Extrait:
**********

La question cruciale de l'enseignement est le grand "impensé" de nos gouvernement qu'ils soient de gauche ou de droite, qui préfèrent se focaliser sur le faux problème de l'Islam. Plus tard on découvrira trop tard, concernant la question de la crise de l'éducation, que c'est elle qui génère des monstres comme la "résurgence" en France d'une religion archaïque comme l'Islam, et toutes les contradictions avec la notion des droits de l'homme qu'elle suscite fatalement.
La société ultra libérale a façonné les êtres en consommateurs aux pulsions addictives, au zapping permanent entre une image et une autre image, aux plaisirs immédiats. Elle dévalorise en permanence la valeur du savoir, de l'apprentissage, de l'effort et de l'attention portée à autrui. Elle écrase les individus pour n'en faire que des machines à concurrence, optimisation, dans une "culture" du maillon faible, propre au libéralisme. La notion de liberté individuelle si chère aux bourgeois de la révolution française s'est ancrée au point d'exploser tout intérêt pour notre destinée collective, ce qui serait plus conforme à une vision du socialisme originel qui pris naissance au XIXème siècle, en réaction au "progressisme" aveugle des grands capitalistes bourgeois héritiers au fond des lumières...

Erwan Blesbois a dit…

...Les enceintes de l'école ne sont plus un espace ou peut se comprendre, s'exercer la liberté. Il faudra à ces jeunes ne supportant pas la frustration, et se retournant sur les aspects les plus régressifs d'une religion non pas vivante spirituellement, mais vivante essentiellement en réaction aux aspects les plus contraignants et aliénants du libéralisme économique et de la mondialisation (mouvement violent en réalité, par rapport auquel les "jeunes" réagissent par une autre forme de violence idéologique)... Il faudra à ces jeunes donc, quelques années de plus pour qu'ils reviennent apprendre, penauds de s'être frottés à la réalité de l'impasse. Là, pour peu que l'organisme de formation vous laisse une liberté de programme, ils sont prêts à écouter durant quelques heures, vous demandant de ne pas faire de pause. Ils disent alors qu'ils étaient trop englués, révoltés, exigeants. Là, il ne faut pas louper le coche en tant qu'enseignants ou formateur et reprendre l'essentiel pour leur indiquer la route qui permet de se construire en tant qu'Homme. Car devenir un Homme n'est pas une mince affaire.

**********

Enregistrements conservés:
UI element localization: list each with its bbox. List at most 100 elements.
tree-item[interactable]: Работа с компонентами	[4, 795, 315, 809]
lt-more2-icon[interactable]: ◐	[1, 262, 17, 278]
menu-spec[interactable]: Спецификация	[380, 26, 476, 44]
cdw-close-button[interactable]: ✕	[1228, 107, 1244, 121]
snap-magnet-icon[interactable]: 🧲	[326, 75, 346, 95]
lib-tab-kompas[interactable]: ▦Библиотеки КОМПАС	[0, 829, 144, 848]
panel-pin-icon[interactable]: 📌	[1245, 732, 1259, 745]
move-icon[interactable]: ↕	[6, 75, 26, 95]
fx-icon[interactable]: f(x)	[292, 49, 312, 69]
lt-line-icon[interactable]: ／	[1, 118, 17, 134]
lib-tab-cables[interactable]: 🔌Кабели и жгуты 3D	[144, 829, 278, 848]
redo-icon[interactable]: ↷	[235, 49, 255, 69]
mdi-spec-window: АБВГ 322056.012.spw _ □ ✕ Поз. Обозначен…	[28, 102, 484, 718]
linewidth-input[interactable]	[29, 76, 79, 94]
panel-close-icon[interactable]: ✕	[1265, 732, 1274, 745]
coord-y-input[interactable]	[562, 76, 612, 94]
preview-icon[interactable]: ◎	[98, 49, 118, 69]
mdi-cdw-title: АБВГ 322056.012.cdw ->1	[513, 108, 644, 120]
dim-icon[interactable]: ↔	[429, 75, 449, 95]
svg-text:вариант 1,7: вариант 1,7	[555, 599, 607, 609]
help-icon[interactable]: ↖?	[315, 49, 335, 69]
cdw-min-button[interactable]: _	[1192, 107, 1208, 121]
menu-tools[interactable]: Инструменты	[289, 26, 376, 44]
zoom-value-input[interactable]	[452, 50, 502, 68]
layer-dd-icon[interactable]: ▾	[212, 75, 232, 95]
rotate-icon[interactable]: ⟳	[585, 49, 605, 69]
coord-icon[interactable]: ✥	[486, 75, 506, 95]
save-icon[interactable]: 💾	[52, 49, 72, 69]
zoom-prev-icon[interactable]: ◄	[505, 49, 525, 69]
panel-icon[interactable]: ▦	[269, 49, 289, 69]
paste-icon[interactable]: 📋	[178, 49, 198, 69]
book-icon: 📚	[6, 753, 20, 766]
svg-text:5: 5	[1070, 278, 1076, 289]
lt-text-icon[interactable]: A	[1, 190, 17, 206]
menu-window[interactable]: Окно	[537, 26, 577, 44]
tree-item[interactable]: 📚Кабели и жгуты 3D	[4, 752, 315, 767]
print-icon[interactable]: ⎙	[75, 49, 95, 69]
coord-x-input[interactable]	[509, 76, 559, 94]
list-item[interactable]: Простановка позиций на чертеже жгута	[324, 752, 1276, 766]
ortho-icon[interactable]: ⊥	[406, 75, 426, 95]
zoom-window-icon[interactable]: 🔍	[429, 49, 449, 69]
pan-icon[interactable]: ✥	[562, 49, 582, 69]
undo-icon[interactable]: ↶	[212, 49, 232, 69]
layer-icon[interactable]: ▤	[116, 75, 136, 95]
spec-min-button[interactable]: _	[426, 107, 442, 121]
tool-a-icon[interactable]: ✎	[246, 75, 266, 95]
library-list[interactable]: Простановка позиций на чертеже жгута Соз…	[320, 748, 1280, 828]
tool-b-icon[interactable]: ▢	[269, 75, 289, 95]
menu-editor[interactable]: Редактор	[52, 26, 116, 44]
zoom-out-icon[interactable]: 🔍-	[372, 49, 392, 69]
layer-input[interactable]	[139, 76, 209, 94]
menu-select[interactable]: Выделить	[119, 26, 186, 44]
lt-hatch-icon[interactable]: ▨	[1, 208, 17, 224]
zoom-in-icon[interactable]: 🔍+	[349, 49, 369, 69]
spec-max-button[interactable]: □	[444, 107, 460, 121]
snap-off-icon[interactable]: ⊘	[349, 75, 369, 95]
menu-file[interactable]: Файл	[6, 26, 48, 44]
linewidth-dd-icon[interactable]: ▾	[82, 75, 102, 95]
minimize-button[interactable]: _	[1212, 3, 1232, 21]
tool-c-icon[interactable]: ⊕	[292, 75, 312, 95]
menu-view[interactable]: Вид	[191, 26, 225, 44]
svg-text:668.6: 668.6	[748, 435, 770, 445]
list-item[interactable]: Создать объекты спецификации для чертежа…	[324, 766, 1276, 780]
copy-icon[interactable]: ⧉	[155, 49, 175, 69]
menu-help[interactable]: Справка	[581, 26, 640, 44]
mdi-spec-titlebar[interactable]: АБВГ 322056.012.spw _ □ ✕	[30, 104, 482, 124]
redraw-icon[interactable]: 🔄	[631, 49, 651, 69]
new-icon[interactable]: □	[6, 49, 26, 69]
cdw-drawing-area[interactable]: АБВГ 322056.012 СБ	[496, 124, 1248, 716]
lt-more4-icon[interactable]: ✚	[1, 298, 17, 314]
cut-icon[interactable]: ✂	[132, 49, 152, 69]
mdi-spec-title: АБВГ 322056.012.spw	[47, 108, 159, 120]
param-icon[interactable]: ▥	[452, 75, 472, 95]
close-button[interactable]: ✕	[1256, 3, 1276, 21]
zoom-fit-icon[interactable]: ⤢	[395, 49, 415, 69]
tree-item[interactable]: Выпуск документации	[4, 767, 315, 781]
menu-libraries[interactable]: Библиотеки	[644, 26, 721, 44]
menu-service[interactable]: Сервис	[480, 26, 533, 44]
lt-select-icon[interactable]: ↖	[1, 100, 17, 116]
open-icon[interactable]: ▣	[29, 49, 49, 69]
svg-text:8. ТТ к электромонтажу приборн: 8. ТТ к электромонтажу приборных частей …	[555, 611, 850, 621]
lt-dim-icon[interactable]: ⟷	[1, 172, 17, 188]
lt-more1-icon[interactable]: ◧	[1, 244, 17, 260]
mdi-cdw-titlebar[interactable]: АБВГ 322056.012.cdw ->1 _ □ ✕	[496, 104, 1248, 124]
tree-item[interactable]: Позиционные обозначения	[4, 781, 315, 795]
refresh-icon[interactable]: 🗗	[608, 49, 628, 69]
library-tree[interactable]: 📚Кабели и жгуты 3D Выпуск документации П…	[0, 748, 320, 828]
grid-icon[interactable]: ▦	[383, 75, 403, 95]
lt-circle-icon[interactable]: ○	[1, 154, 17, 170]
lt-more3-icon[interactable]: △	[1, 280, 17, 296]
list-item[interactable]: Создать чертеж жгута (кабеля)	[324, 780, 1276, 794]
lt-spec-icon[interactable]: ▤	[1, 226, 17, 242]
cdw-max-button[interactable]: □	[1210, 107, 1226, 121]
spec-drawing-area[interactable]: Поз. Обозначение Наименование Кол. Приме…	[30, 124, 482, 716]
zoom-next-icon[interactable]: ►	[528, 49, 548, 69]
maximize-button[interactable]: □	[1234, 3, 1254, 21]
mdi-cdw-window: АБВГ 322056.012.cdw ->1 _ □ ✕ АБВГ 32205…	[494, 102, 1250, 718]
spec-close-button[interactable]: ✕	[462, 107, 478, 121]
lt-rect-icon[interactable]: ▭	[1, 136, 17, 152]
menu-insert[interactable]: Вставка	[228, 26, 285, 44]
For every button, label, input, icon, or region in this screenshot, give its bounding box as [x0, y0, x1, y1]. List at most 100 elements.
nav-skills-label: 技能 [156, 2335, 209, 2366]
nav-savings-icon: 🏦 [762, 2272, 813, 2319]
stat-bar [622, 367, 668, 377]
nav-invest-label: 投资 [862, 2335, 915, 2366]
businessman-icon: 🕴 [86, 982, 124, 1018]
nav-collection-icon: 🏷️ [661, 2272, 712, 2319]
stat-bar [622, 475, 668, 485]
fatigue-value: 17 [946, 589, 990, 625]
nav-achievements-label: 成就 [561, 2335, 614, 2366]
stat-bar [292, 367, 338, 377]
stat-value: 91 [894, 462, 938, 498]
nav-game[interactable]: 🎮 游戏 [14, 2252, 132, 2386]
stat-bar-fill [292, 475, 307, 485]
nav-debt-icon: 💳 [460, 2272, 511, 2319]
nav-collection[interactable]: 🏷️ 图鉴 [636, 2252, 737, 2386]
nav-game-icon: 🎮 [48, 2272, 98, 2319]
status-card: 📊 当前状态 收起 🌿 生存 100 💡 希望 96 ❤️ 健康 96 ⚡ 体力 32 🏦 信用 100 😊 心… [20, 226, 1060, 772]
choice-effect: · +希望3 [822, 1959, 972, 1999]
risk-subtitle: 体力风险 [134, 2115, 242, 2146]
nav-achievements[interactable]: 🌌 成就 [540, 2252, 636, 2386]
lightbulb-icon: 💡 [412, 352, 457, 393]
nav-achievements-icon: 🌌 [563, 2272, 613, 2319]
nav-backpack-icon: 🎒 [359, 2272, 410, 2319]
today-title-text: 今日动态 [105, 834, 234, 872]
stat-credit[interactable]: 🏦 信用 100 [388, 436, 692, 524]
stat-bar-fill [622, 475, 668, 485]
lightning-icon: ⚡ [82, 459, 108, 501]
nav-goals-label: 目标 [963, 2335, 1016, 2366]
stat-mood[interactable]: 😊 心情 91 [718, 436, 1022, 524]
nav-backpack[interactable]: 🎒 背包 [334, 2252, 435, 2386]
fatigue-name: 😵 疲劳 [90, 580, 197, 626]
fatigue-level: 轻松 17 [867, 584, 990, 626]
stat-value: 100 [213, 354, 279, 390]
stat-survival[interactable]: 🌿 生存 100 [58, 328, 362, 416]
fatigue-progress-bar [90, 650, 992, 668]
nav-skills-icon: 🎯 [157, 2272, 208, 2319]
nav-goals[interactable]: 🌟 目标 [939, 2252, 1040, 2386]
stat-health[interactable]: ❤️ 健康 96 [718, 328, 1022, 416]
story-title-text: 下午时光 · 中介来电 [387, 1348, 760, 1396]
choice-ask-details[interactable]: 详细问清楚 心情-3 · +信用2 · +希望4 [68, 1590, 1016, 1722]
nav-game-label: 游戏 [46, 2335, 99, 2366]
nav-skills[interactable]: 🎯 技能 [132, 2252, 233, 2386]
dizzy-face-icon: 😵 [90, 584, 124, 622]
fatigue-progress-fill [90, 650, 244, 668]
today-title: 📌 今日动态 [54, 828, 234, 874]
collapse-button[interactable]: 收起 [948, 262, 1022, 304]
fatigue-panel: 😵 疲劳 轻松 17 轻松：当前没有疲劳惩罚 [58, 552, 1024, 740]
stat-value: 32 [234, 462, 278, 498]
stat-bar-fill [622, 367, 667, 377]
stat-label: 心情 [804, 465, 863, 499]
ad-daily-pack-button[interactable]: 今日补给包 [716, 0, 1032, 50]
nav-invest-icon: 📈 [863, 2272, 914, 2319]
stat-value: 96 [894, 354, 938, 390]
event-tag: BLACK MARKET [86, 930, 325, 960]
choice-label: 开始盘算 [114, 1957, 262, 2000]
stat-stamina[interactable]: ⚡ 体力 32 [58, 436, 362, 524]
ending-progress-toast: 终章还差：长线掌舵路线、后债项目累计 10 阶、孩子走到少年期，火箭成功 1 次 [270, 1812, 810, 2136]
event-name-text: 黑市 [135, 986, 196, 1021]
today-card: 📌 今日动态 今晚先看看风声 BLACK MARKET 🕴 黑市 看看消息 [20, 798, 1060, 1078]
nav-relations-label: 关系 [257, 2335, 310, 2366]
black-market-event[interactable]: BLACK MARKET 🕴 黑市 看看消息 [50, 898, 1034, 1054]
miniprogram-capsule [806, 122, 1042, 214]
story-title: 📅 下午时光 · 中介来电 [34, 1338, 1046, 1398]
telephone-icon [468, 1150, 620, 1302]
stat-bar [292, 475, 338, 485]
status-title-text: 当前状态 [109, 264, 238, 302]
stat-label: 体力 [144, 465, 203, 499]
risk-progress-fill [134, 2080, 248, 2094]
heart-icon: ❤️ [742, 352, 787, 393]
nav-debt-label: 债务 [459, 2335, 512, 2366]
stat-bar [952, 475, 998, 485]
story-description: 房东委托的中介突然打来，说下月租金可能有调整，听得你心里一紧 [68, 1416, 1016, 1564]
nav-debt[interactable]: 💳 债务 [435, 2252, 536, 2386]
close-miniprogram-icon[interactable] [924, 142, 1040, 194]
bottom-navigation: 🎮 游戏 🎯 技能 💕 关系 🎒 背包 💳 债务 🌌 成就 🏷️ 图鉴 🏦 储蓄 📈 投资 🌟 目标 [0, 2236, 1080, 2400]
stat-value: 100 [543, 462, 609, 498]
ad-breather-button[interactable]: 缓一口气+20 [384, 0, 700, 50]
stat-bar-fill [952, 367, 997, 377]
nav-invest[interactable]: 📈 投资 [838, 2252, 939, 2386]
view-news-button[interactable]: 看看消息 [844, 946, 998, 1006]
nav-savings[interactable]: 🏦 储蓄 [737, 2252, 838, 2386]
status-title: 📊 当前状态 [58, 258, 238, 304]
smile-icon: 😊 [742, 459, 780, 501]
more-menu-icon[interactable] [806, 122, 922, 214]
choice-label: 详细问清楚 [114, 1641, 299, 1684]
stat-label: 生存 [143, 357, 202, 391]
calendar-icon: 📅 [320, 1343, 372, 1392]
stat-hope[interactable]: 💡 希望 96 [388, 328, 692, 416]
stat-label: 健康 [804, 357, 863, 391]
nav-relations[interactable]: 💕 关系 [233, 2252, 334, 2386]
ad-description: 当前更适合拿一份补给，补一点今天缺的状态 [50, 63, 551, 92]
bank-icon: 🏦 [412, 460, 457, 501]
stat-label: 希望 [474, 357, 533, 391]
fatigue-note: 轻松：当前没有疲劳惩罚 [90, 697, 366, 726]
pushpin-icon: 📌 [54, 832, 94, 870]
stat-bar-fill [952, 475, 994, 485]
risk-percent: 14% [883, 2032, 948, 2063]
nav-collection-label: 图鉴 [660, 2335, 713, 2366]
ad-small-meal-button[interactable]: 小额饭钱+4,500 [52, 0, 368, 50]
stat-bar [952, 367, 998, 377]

**********

Actions à réaliser:
a - Pouvez-vous recopier à l'identique les lignes des enregistrements, en commençant par la toute première et en vous arrêtant après celle qui contient "75, 346, 95]" ?
b - Pouvez-vous écrire la suite de l'extrait sur la crise de l'enseignement, en reprenant juste après sa dernière phrase ?

Jeu de réponses:
a -
UI element localization: list each with its bbox. List at most 100 elements.
tree-item[interactable]: Работа с компонентами	[4, 795, 315, 809]
lt-more2-icon[interactable]: ◐	[1, 262, 17, 278]
menu-spec[interactable]: Спецификация	[380, 26, 476, 44]
cdw-close-button[interactable]: ✕	[1228, 107, 1244, 121]
snap-magnet-icon[interactable]: 🧲	[326, 75, 346, 95]

b -
On constate pour l'instant en France dans le cadre le l'Education Nationale :
- Aucun soutien de la part de la hiérarchie en cas de problème avec un élève ou un parent d’élève.
- De plus en plus de parents d'élèves délèguent le rôle éducatif à l'école, considérant cette dernière comme une garderie gratuite. l'enseignant est la nounou gratuite. On confond "Education" et "Instruction".
- la volonté du ministère consiste à niveler par le bas le niveau afin d'obtenir des résultats statistiques, cela dévalorise le cœur de la profession.
- en cas de problème, c'est l'enfant qui a raison, et les sanctions sont de plus en plus rares et de moins en moins dissuasives.
- enfin "last but not least", le salaire, de 1300€ à 1800€ mensuels, pour un Bac+5, du début au milieu de carrière. Une honte ! Dans des pays voisins du nôtre, le salaire est 2 fois à 2 fois et demi supérieur.
Il faut entièrement revoir le métier d'enseignant, son rôle, sa relation avec les élèves et les parents, sa relation avec sa hiérarchie, et l'on sortira du faux problème de l'Islam, qui nous ramène environ 1400 ans en arrière.
Par ironie disons ceci : quel fantastique bond en avant que dans une société progressiste comme la nôtre, une femme conquière le droit de se voiler, je comprends que cela focalise l'essentiel des forces de nos plus acharnés progressistes, à l'instar d'Emmanuel Mousset !

T a dit…

"Nous sommes en République, chacun est libre de ses choix, en premier lieu de se vêtir comme il veut"...
Je ne vous suis pas opposé sur la liberté de s'habiller comme on en a envie en République laïque.
Comment cependant justifier l'interdiction que je pourrais résumer par ce titre de Georges Feydeau : "Mais n'te promène donc pas toute nue !" qu'il fait dire à Arletty par le personnage du député Ventroux dans le film maintenant bien ancien de Léo Joannon ?
Pour quel(s) motif(s) justifier ce tabou de se promener toute nue ou tout nu ?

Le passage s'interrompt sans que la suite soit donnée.